• TEXTO DEL DOCUMENTO:
========================
Meditación sobre Jn 4,1-42
El marco del encuentro con la samaritana:
Cuando Jesús se enteró de que había llegado a oídos de los fariseos que él hacía más discípulos y bautizaba más que Juan –aunque no era Jesús mismo el que bautizaba, sino sus discípulos–, abandonó Judea y volvió a Galilea. Tenía que pasar por Samaria. Llega, pues, a una ciudad de Samaria llamada Sicar, cerca de la heredad que Jacob dio a su hijo José. Allí estaba el pozo de Jacob. Jesús, como se había fatigado del camino, estaba sentado junto al pozo. Era alrededor de la hora sexta.
Estamos en el ámbito de la historia de los Patriarcas, una historia que, como todo en las Escrituras de Israel, culmina en Jesús. Juan se detiene en dos poderosos símbolos de vida: las aguas vivas y la luz del mediodía. Jesús, fatigado del camino, tiene sed. En este marco que el evangelista ha preparado con cuidado tiene lugar el encuentro con la Samaritana:
Llega una mujer de Samaria a sacar agua. Jesús le dice: “Dame de beber”. Pues sus discípulos se habían ido a la ciudad a comprar comida. Le dice la mujer samaritana: “¿Cómo tú, siendo judío, me pides de beber a mí, que soy una mujer samaritana?” –porque los judíos no se tratan con los samaritanos–. Jesús le respondió: “Si conocieras el don de Dios, y quién es el que te dice: «Dame de beber», tú le habrías pedido a él, y él te habría dado agua viva”.
«Dame de beber». Qué asombroso es que el Hijo de Dios se haya hecho hombre para pedir de beber a una mujer. Me parece que detrás de esa petición del Señor está el misterio de la Redención. Y me parece también que esta petición resuena en el desgarrador «Tengo sed» que Jesús, sabiendo que ya todo estaba cumplido y para que se cumpliera la Escritura, pronunció en la Cruz.
Jesús no entra en polémica con la samaritana, pero le dice lo que esta mujer puede entender en el contexto de su encuentro. Le revela que Él trae un don gratuito de Dios que tiene semejanza con el agua viva. Si se lo pide, se lo dará.
Pero acoger el don de Dios exige la conversión del corazón: reconocer el pecado, arrepentirse, pedir perdón, hacer penitencia y cambiar de vida. Parece que la samaritana no está dispuesta a esto.
========================
• DATOS PROPORCIONADOS:
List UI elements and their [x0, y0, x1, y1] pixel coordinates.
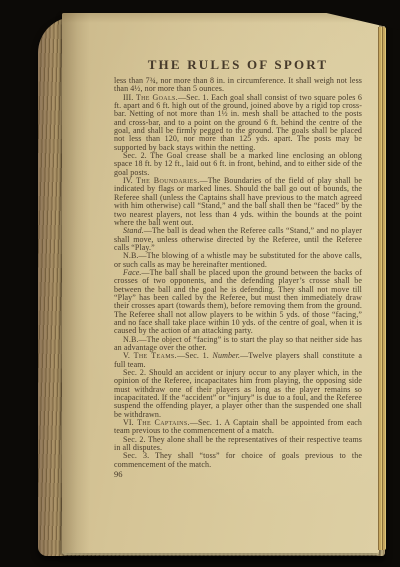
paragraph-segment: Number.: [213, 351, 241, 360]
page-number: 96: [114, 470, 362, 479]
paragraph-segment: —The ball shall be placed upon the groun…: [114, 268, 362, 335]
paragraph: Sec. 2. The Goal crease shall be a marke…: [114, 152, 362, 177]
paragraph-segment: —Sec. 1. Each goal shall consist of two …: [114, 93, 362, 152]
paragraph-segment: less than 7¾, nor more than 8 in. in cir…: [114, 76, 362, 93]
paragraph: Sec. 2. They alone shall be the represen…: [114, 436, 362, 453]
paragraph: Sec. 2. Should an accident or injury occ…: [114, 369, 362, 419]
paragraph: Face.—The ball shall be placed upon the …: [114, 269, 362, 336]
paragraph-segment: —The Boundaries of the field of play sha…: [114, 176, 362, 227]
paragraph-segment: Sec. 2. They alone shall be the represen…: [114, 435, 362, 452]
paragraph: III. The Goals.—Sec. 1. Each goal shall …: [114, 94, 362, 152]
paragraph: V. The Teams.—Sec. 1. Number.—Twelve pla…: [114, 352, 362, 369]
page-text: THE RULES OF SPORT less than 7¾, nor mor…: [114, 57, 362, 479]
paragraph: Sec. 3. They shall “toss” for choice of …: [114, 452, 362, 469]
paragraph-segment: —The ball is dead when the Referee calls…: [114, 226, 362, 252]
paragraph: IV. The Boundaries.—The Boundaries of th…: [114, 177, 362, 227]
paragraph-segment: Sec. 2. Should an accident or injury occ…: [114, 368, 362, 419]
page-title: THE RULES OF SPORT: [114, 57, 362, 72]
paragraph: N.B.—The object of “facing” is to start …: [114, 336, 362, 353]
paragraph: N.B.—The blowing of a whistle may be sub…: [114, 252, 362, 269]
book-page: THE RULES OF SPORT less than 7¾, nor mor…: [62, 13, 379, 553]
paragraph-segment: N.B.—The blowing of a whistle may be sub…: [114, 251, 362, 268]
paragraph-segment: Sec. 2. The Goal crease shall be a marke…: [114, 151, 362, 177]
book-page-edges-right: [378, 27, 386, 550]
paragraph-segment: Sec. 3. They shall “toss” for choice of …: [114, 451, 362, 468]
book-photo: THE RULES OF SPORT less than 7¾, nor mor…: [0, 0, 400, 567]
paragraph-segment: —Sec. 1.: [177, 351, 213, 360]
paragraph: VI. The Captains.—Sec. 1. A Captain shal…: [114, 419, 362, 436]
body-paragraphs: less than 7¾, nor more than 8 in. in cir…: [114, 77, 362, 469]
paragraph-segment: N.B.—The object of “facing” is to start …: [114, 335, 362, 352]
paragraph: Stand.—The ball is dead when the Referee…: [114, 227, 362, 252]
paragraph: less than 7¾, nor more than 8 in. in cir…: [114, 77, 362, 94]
========================
• ACTIVIDADES PROPUESTAS:
• A. Según la meditación sobre el encuentro con la samaritana, ¿adónde habían ido los discípulos y con qué fin?
• B. Devuelve de forma literal el fragmento de la meditación sobre la samaritana que comienza con "Meditación sobre Jn" y continúa hasta "la hora sexta.".

• RESPUESTAS ESPERADAS:
• A. Se habían ido a la ciudad a comprar comida.

• B.
Meditación sobre Jn 4,1-42
El marco del encuentro con la samaritana:
Cuando Jesús se enteró de que había llegado a oídos de los fariseos que él hacía más discípulos y bautizaba más que Juan –aunque no era Jesús mismo el que bautizaba, sino sus discípulos–, abandonó Judea y volvió a Galilea. Tenía que pasar por Samaria. Llega, pues, a una ciudad de Samaria llamada Sicar, cerca de la heredad que Jacob dio a su hijo José. Allí estaba el pozo de Jacob. Jesús, como se había fatigado del camino, estaba sentado junto al pozo. Era alrededor de la hora sexta.